--- Begin Records ---

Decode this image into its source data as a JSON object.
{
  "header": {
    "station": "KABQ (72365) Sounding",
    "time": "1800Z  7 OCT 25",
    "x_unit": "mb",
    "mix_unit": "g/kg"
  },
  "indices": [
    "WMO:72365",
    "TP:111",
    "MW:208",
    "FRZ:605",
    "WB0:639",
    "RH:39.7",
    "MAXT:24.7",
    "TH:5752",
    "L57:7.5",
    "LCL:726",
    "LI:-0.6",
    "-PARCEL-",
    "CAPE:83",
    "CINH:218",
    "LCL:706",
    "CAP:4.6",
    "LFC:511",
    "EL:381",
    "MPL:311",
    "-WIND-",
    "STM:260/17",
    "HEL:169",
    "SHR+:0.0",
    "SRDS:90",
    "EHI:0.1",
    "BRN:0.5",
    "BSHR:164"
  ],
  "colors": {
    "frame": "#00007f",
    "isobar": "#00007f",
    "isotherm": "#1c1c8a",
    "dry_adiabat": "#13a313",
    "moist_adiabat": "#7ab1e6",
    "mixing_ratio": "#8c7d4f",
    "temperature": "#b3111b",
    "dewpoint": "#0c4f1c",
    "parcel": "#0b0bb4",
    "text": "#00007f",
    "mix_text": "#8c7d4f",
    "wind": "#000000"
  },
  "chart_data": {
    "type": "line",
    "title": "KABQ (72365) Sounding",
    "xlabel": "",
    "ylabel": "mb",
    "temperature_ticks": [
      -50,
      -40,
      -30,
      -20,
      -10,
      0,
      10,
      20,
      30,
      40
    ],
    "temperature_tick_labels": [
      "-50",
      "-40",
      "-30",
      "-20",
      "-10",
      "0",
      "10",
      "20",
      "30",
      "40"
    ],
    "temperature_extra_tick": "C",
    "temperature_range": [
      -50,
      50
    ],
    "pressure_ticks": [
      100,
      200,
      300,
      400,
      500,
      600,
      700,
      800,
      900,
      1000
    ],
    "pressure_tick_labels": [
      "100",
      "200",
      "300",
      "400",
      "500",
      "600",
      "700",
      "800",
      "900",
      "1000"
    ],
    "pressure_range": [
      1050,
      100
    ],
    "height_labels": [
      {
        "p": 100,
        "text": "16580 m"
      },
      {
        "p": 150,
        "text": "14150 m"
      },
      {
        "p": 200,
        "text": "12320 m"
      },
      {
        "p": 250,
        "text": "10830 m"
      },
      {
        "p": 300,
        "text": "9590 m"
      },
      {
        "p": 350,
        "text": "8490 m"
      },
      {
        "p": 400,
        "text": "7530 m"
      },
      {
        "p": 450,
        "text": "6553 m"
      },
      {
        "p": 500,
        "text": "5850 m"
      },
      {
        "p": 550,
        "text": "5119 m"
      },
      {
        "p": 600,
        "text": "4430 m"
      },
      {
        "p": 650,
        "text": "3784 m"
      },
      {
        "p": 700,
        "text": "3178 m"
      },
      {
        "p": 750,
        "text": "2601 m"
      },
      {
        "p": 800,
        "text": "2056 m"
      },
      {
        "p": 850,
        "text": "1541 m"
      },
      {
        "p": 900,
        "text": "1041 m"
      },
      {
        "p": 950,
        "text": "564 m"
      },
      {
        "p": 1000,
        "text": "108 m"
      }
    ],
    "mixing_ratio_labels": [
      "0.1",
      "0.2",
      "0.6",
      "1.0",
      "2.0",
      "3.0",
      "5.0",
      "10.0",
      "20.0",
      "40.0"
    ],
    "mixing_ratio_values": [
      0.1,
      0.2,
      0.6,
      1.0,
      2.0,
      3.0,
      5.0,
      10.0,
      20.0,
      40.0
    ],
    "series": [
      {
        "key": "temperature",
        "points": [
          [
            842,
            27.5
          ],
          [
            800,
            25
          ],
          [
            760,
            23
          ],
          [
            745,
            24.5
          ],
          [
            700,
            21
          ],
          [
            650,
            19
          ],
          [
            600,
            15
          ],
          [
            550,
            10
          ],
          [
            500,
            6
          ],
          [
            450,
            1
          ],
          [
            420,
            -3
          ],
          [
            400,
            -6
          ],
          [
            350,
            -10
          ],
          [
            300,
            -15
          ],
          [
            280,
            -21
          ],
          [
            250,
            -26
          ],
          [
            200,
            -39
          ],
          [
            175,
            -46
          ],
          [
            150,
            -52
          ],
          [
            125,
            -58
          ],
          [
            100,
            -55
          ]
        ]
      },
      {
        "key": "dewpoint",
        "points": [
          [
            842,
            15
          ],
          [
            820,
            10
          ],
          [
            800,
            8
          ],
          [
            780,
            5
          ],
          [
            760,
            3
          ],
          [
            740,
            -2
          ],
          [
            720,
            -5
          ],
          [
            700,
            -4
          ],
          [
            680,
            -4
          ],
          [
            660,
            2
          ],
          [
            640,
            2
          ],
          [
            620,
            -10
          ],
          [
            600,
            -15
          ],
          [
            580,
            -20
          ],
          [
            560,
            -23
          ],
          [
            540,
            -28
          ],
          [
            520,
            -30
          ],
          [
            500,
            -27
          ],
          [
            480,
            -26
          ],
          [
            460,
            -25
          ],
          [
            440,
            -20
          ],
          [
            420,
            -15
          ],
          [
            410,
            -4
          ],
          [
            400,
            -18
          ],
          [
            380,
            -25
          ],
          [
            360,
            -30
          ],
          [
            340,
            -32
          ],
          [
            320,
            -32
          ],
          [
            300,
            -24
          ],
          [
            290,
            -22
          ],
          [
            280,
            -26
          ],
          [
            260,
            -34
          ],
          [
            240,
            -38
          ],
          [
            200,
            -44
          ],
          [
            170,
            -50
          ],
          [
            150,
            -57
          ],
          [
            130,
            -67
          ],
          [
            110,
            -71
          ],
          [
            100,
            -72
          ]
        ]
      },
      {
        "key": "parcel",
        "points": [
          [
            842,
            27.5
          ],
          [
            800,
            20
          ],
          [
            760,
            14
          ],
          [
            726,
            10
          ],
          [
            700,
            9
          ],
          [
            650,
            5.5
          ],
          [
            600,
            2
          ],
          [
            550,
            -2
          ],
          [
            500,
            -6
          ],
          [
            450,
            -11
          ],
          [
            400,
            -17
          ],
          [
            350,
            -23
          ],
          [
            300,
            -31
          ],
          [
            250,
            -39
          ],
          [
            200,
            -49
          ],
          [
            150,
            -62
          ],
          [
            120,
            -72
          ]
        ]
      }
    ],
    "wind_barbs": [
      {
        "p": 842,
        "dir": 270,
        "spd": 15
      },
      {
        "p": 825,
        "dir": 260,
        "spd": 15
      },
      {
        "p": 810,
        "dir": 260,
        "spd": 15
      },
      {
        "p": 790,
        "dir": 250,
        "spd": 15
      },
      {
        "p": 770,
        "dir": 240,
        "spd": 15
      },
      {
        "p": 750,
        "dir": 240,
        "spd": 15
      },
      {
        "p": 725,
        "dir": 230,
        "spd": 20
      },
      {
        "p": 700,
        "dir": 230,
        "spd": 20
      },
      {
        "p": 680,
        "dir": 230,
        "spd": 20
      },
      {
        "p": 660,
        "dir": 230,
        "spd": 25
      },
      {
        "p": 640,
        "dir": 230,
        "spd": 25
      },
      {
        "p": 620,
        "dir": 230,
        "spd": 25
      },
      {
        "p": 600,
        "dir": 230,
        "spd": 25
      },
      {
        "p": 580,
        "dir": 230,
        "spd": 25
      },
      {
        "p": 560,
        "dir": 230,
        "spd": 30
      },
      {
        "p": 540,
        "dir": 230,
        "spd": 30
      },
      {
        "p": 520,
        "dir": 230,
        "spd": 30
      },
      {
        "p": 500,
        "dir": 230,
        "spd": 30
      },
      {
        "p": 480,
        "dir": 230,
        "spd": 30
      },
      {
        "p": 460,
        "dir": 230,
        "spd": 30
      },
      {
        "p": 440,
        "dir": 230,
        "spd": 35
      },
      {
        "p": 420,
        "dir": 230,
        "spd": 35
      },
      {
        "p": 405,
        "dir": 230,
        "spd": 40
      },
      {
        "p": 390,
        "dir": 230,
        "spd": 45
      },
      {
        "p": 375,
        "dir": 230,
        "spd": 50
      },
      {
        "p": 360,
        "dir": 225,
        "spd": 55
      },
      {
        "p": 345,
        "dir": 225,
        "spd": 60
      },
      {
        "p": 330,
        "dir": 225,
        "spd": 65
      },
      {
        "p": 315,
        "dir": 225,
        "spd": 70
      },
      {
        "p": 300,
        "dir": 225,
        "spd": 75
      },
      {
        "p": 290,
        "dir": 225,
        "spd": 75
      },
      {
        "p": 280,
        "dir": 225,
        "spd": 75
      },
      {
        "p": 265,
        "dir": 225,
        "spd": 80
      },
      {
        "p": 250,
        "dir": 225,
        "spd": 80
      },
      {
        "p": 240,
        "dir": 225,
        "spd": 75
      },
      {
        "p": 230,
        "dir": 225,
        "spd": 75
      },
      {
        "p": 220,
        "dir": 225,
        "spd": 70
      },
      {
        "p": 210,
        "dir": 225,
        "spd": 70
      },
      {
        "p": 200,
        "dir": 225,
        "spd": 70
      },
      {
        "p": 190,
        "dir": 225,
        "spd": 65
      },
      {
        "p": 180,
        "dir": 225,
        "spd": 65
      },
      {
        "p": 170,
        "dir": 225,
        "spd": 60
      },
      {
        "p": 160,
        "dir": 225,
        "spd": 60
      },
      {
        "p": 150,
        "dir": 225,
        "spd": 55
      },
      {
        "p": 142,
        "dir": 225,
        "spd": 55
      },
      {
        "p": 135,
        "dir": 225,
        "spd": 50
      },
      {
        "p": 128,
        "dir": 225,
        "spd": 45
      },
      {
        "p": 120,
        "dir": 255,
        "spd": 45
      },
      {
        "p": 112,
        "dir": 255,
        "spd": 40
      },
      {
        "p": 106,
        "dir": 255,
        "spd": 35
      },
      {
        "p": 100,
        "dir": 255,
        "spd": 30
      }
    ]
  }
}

--- End Records ---

Across the records above, count the lines holding "Sounding" and reply with that number alone.

### Task response
2